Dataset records

━━━━━━━━━━

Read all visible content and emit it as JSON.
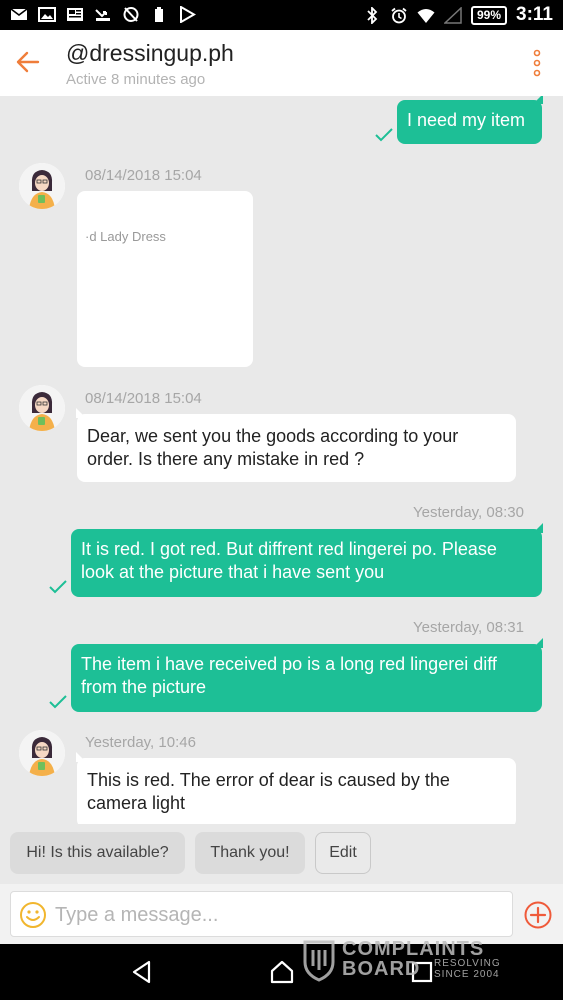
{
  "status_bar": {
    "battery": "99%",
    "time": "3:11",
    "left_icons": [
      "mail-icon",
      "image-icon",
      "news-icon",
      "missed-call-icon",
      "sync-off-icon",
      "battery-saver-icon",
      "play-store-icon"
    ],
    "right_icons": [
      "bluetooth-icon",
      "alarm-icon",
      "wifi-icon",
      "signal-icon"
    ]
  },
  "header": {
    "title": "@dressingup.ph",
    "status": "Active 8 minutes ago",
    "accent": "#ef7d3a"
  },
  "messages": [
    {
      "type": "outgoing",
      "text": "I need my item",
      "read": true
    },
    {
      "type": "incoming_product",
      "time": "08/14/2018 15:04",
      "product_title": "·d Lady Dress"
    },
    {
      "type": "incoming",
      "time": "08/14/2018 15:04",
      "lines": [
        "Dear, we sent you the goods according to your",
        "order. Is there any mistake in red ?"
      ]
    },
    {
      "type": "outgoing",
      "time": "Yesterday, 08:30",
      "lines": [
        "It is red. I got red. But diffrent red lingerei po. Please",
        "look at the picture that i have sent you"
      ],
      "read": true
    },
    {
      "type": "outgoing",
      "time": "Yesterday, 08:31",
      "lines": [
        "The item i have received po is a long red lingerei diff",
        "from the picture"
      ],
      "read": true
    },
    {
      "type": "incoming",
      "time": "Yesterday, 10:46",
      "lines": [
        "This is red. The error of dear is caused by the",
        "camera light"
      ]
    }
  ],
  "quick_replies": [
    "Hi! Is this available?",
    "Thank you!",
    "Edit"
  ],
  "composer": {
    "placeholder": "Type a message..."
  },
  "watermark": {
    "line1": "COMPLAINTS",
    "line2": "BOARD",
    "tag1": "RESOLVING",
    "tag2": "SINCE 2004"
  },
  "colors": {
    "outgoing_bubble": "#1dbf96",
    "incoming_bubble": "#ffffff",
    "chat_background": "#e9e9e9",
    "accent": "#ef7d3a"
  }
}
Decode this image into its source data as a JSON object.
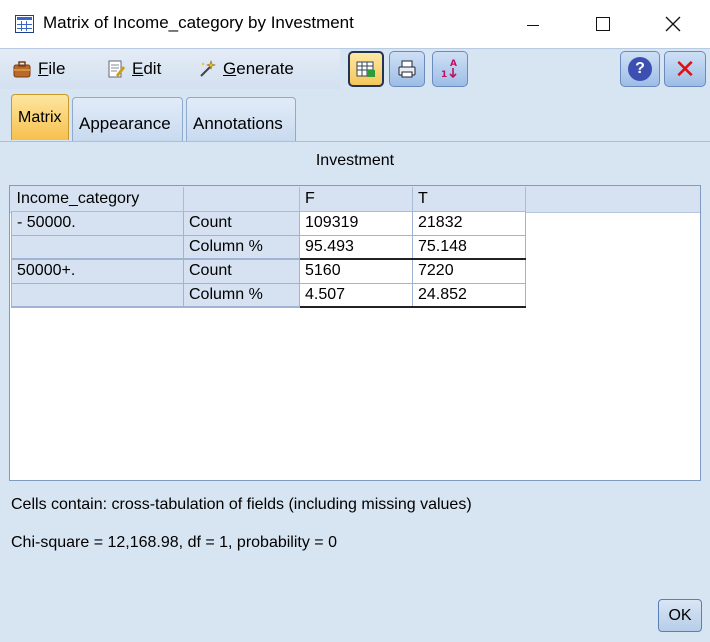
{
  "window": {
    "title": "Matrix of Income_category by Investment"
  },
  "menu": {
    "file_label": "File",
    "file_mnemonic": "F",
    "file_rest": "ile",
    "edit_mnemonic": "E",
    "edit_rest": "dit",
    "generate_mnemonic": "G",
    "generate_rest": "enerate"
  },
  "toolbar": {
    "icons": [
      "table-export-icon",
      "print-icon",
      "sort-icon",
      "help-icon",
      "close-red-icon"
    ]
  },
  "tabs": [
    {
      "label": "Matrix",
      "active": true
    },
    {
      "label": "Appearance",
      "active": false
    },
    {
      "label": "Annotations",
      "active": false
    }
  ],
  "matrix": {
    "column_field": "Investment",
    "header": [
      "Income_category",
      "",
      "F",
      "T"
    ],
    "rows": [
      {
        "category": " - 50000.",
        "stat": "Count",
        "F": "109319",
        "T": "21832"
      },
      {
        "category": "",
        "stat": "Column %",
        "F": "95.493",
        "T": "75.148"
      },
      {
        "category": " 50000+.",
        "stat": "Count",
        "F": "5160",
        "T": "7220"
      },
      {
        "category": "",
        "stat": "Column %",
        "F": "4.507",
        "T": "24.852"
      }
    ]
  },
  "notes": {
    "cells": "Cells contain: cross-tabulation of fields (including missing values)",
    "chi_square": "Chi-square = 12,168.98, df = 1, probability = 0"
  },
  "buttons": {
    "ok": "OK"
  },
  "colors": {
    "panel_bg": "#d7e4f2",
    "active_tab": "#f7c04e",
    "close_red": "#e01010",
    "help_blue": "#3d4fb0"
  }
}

━━━━━━━━━━

## Problem to solve
Look above for every line with the word "Investment" and copy it.

## Full solution
    "title": "Matrix of Income_category by Investment"
    "column_field": "Investment",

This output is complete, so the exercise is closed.